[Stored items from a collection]
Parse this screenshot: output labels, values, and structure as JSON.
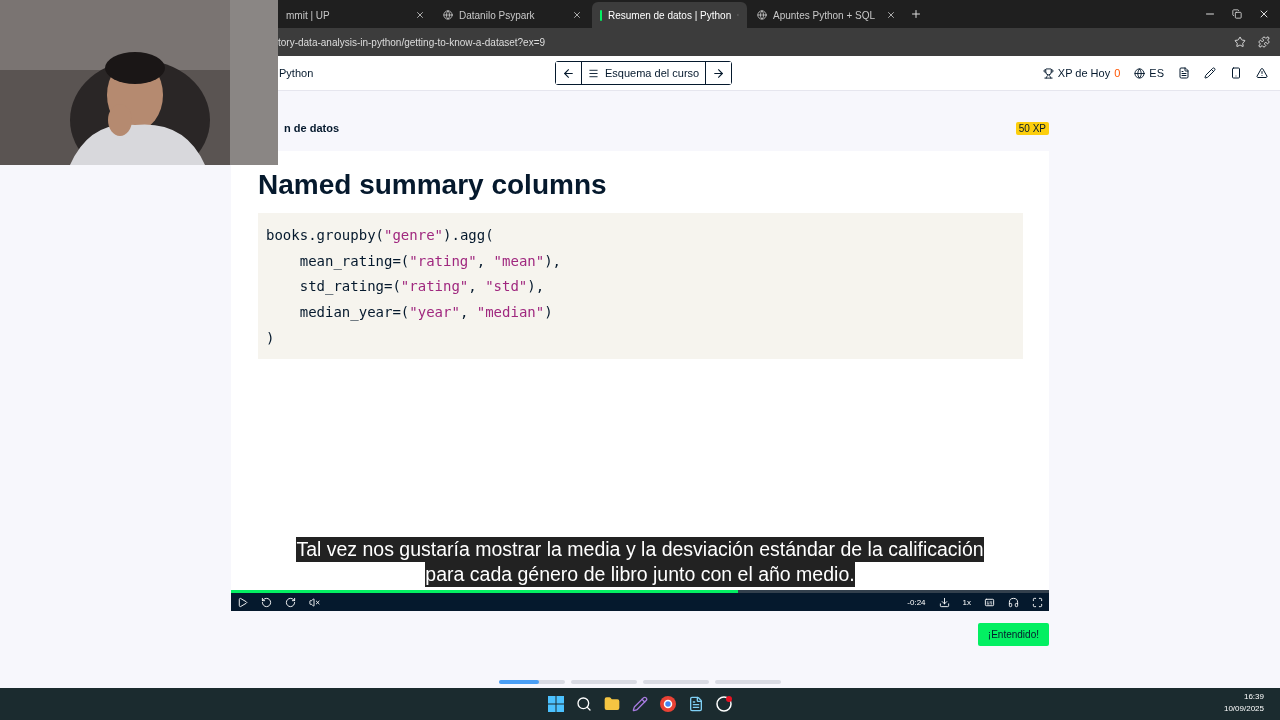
{
  "browser": {
    "tabs": [
      {
        "label": "mmit | UP",
        "selected": false
      },
      {
        "label": "Datanilo Psypark",
        "selected": false
      },
      {
        "label": "Resumen de datos | Python",
        "selected": true
      },
      {
        "label": "Apuntes Python + SQL",
        "selected": false
      }
    ],
    "address": "tory-data-analysis-in-python/getting-to-know-a-dataset?ex=9"
  },
  "header": {
    "course": "Python",
    "outline_button": "Esquema del curso",
    "xp_label": "XP de Hoy",
    "xp_value": "0",
    "language": "ES"
  },
  "exercise": {
    "title": "n de datos",
    "xp_badge": "50 XP"
  },
  "video": {
    "slide_title": "Named summary columns",
    "code": [
      [
        {
          "text": "books.groupby(",
          "kind": "code"
        },
        {
          "text": "\"genre\"",
          "kind": "string"
        },
        {
          "text": ").agg(",
          "kind": "code"
        }
      ],
      [
        {
          "text": "    mean_rating=(",
          "kind": "code"
        },
        {
          "text": "\"rating\"",
          "kind": "string"
        },
        {
          "text": ", ",
          "kind": "code"
        },
        {
          "text": "\"mean\"",
          "kind": "string"
        },
        {
          "text": "),",
          "kind": "code"
        }
      ],
      [
        {
          "text": "    std_rating=(",
          "kind": "code"
        },
        {
          "text": "\"rating\"",
          "kind": "string"
        },
        {
          "text": ", ",
          "kind": "code"
        },
        {
          "text": "\"std\"",
          "kind": "string"
        },
        {
          "text": "),",
          "kind": "code"
        }
      ],
      [
        {
          "text": "    median_year=(",
          "kind": "code"
        },
        {
          "text": "\"year\"",
          "kind": "string"
        },
        {
          "text": ", ",
          "kind": "code"
        },
        {
          "text": "\"median\"",
          "kind": "string"
        },
        {
          "text": ")",
          "kind": "code"
        }
      ],
      [
        {
          "text": ")",
          "kind": "code"
        }
      ]
    ],
    "subtitles": [
      "Tal vez nos gustaría mostrar la media y la desviación estándar de la calificación",
      "para cada género de libro junto con el año medio."
    ],
    "progress": {
      "level": 0.62
    },
    "time_left": "-0:24",
    "speed": "1x"
  },
  "confirm_button": "¡Entendido!",
  "steps": [
    {
      "level": 0.6
    },
    {
      "level": 0
    },
    {
      "level": 0
    },
    {
      "level": 0
    }
  ],
  "taskbar": {
    "time": "16:39",
    "date": "10/09/2025"
  }
}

**WHAT IS EXPECTED:**
Copy out the records above in full, exactly as written, but not the pictures.

**CORRECT OUTPUT:**
Parse this screenshot: output labels, values, and structure as JSON.
{
  "browser": {
    "tabs": [
      {
        "label": "mmit | UP",
        "selected": false
      },
      {
        "label": "Datanilo Psypark",
        "selected": false
      },
      {
        "label": "Resumen de datos | Python",
        "selected": true
      },
      {
        "label": "Apuntes Python + SQL",
        "selected": false
      }
    ],
    "address": "tory-data-analysis-in-python/getting-to-know-a-dataset?ex=9"
  },
  "header": {
    "course": "Python",
    "outline_button": "Esquema del curso",
    "xp_label": "XP de Hoy",
    "xp_value": "0",
    "language": "ES"
  },
  "exercise": {
    "title": "n de datos",
    "xp_badge": "50 XP"
  },
  "video": {
    "slide_title": "Named summary columns",
    "code": [
      [
        {
          "text": "books.groupby(",
          "kind": "code"
        },
        {
          "text": "\"genre\"",
          "kind": "string"
        },
        {
          "text": ").agg(",
          "kind": "code"
        }
      ],
      [
        {
          "text": "    mean_rating=(",
          "kind": "code"
        },
        {
          "text": "\"rating\"",
          "kind": "string"
        },
        {
          "text": ", ",
          "kind": "code"
        },
        {
          "text": "\"mean\"",
          "kind": "string"
        },
        {
          "text": "),",
          "kind": "code"
        }
      ],
      [
        {
          "text": "    std_rating=(",
          "kind": "code"
        },
        {
          "text": "\"rating\"",
          "kind": "string"
        },
        {
          "text": ", ",
          "kind": "code"
        },
        {
          "text": "\"std\"",
          "kind": "string"
        },
        {
          "text": "),",
          "kind": "code"
        }
      ],
      [
        {
          "text": "    median_year=(",
          "kind": "code"
        },
        {
          "text": "\"year\"",
          "kind": "string"
        },
        {
          "text": ", ",
          "kind": "code"
        },
        {
          "text": "\"median\"",
          "kind": "string"
        },
        {
          "text": ")",
          "kind": "code"
        }
      ],
      [
        {
          "text": ")",
          "kind": "code"
        }
      ]
    ],
    "subtitles": [
      "Tal vez nos gustaría mostrar la media y la desviación estándar de la calificación",
      "para cada género de libro junto con el año medio."
    ],
    "progress": {
      "level": 0.62
    },
    "time_left": "-0:24",
    "speed": "1x"
  },
  "confirm_button": "¡Entendido!",
  "steps": [
    {
      "level": 0.6
    },
    {
      "level": 0
    },
    {
      "level": 0
    },
    {
      "level": 0
    }
  ],
  "taskbar": {
    "time": "16:39",
    "date": "10/09/2025"
  }
}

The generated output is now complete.